Rows:

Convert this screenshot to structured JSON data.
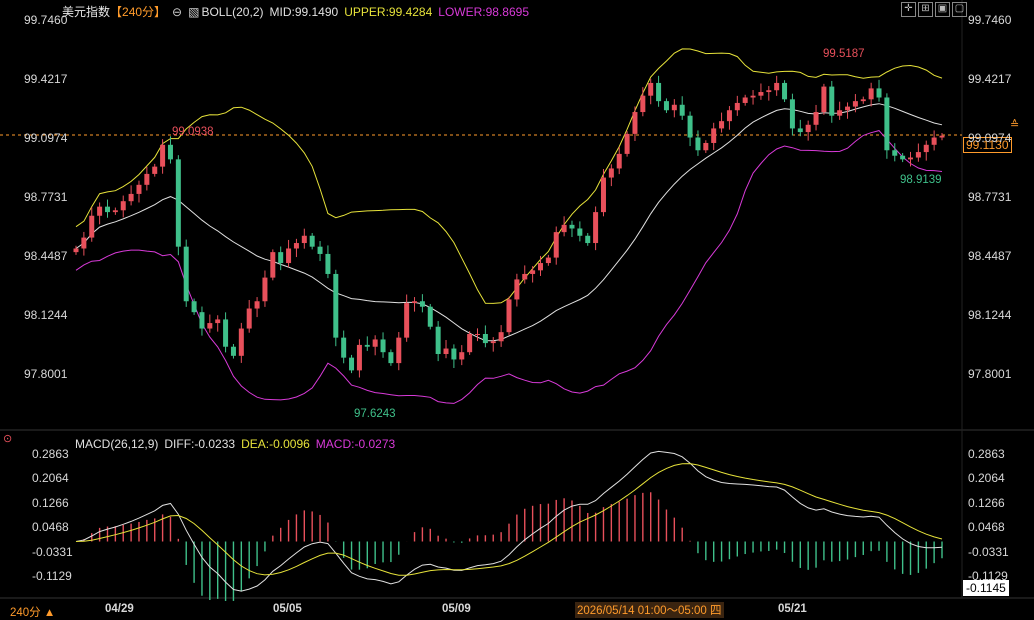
{
  "header": {
    "symbol": "美元指数",
    "interval_tag": "【240分】",
    "indicator": "BOLL(20,2)",
    "mid": "MID:99.1490",
    "upper": "UPPER:99.4284",
    "lower": "LOWER:98.8695"
  },
  "macd_header": {
    "name": "MACD(26,12,9)",
    "diff": "DIFF:-0.0233",
    "dea": "DEA:-0.0096",
    "macd": "MACD:-0.0273"
  },
  "price_axis_left": [
    "99.7460",
    "99.4217",
    "99.0974",
    "98.7731",
    "98.4487",
    "98.1244",
    "97.8001"
  ],
  "price_axis_right": [
    "99.7460",
    "99.4217",
    "99.0974",
    "98.7731",
    "98.4487",
    "98.1244",
    "97.8001"
  ],
  "macd_axis_left": [
    "0.2863",
    "0.2064",
    "0.1266",
    "0.0468",
    "-0.0331",
    "-0.1129"
  ],
  "macd_axis_right": [
    "0.2863",
    "0.2064",
    "0.1266",
    "0.0468",
    "-0.0331",
    "-0.1129"
  ],
  "date_labels": [
    "04/29",
    "05/05",
    "05/09",
    "05/21"
  ],
  "crosshair_time": "2026/05/14 01:00～05:00 四",
  "current_price": "99.1130",
  "current_macd": "-0.1145",
  "annotations": {
    "high1": "99.0938",
    "low1": "97.6243",
    "high2": "99.5187",
    "low2": "98.9139"
  },
  "footer_interval": "240分 ▲",
  "colors": {
    "up": "#e8505b",
    "down": "#3fc08a",
    "upper": "#e6e23a",
    "mid": "#e0e0e0",
    "lower": "#d83ad8",
    "dea": "#e6e23a",
    "accent": "#ff9b2b"
  },
  "chart_data": {
    "type": "candlestick",
    "price_range": [
      97.8001,
      99.746
    ],
    "macd_range": [
      -0.1129,
      0.2863
    ],
    "candle_closes": [
      98.49,
      98.55,
      98.67,
      98.72,
      98.69,
      98.7,
      98.75,
      98.79,
      98.84,
      98.9,
      98.94,
      99.06,
      98.98,
      98.5,
      98.2,
      98.14,
      98.05,
      98.08,
      98.1,
      97.95,
      97.9,
      98.05,
      98.16,
      98.2,
      98.33,
      98.47,
      98.41,
      98.49,
      98.52,
      98.56,
      98.5,
      98.46,
      98.35,
      98.0,
      97.89,
      97.82,
      97.96,
      97.95,
      97.99,
      97.92,
      97.86,
      98.0,
      98.19,
      98.2,
      98.17,
      98.06,
      97.91,
      97.94,
      97.88,
      97.92,
      98.02,
      98.02,
      97.97,
      97.98,
      98.03,
      98.21,
      98.32,
      98.35,
      98.37,
      98.41,
      98.44,
      98.58,
      98.62,
      98.6,
      98.56,
      98.52,
      98.69,
      98.88,
      98.93,
      99.01,
      99.12,
      99.24,
      99.33,
      99.4,
      99.3,
      99.25,
      99.28,
      99.22,
      99.1,
      99.03,
      99.07,
      99.15,
      99.19,
      99.25,
      99.29,
      99.32,
      99.33,
      99.35,
      99.36,
      99.4,
      99.31,
      99.15,
      99.13,
      99.17,
      99.24,
      99.38,
      99.22,
      99.25,
      99.27,
      99.3,
      99.31,
      99.37,
      99.32,
      99.03,
      99.0,
      98.98,
      98.99,
      99.02,
      99.06,
      99.1,
      99.11
    ]
  }
}
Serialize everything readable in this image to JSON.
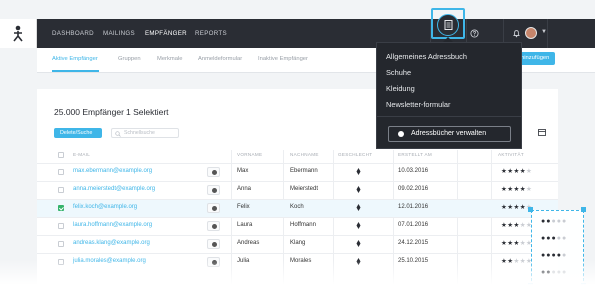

Your instructions: The records above are to be reproduced exactly; the pictures are to be left out.

Solution to this problem:
Convert this screenshot to structured JSON data.
{
  "header": {
    "symbol": "美元指数",
    "interval_tag": "【240分】",
    "indicator": "BOLL(20,2)",
    "mid": "MID:99.1490",
    "upper": "UPPER:99.4284",
    "lower": "LOWER:98.8695"
  },
  "macd_header": {
    "name": "MACD(26,12,9)",
    "diff": "DIFF:-0.0233",
    "dea": "DEA:-0.0096",
    "macd": "MACD:-0.0273"
  },
  "price_axis_left": [
    "99.7460",
    "99.4217",
    "99.0974",
    "98.7731",
    "98.4487",
    "98.1244",
    "97.8001"
  ],
  "price_axis_right": [
    "99.7460",
    "99.4217",
    "99.0974",
    "98.7731",
    "98.4487",
    "98.1244",
    "97.8001"
  ],
  "macd_axis_left": [
    "0.2863",
    "0.2064",
    "0.1266",
    "0.0468",
    "-0.0331",
    "-0.1129"
  ],
  "macd_axis_right": [
    "0.2863",
    "0.2064",
    "0.1266",
    "0.0468",
    "-0.0331",
    "-0.1129"
  ],
  "date_labels": [
    "04/29",
    "05/05",
    "05/09",
    "05/21"
  ],
  "crosshair_time": "2026/05/14 01:00～05:00 四",
  "current_price": "99.1130",
  "current_macd": "-0.1145",
  "annotations": {
    "high1": "99.0938",
    "low1": "97.6243",
    "high2": "99.5187",
    "low2": "98.9139"
  },
  "footer_interval": "240分 ▲",
  "colors": {
    "up": "#e8505b",
    "down": "#3fc08a",
    "upper": "#e6e23a",
    "mid": "#e0e0e0",
    "lower": "#d83ad8",
    "dea": "#e6e23a",
    "accent": "#ff9b2b"
  },
  "chart_data": {
    "type": "candlestick",
    "price_range": [
      97.8001,
      99.746
    ],
    "macd_range": [
      -0.1129,
      0.2863
    ],
    "candle_closes": [
      98.49,
      98.55,
      98.67,
      98.72,
      98.69,
      98.7,
      98.75,
      98.79,
      98.84,
      98.9,
      98.94,
      99.06,
      98.98,
      98.5,
      98.2,
      98.14,
      98.05,
      98.08,
      98.1,
      97.95,
      97.9,
      98.05,
      98.16,
      98.2,
      98.33,
      98.47,
      98.41,
      98.49,
      98.52,
      98.56,
      98.5,
      98.46,
      98.35,
      98.0,
      97.89,
      97.82,
      97.96,
      97.95,
      97.99,
      97.92,
      97.86,
      98.0,
      98.19,
      98.2,
      98.17,
      98.06,
      97.91,
      97.94,
      97.88,
      97.92,
      98.02,
      98.02,
      97.97,
      97.98,
      98.03,
      98.21,
      98.32,
      98.35,
      98.37,
      98.41,
      98.44,
      98.58,
      98.62,
      98.6,
      98.56,
      98.52,
      98.69,
      98.88,
      98.93,
      99.01,
      99.12,
      99.24,
      99.33,
      99.4,
      99.3,
      99.25,
      99.28,
      99.22,
      99.1,
      99.03,
      99.07,
      99.15,
      99.19,
      99.25,
      99.29,
      99.32,
      99.33,
      99.35,
      99.36,
      99.4,
      99.31,
      99.15,
      99.13,
      99.17,
      99.24,
      99.38,
      99.22,
      99.25,
      99.27,
      99.3,
      99.31,
      99.37,
      99.32,
      99.03,
      99.0,
      98.98,
      98.99,
      99.02,
      99.06,
      99.1,
      99.11
    ]
  }
}
Serialize everything readable in this image to JSON.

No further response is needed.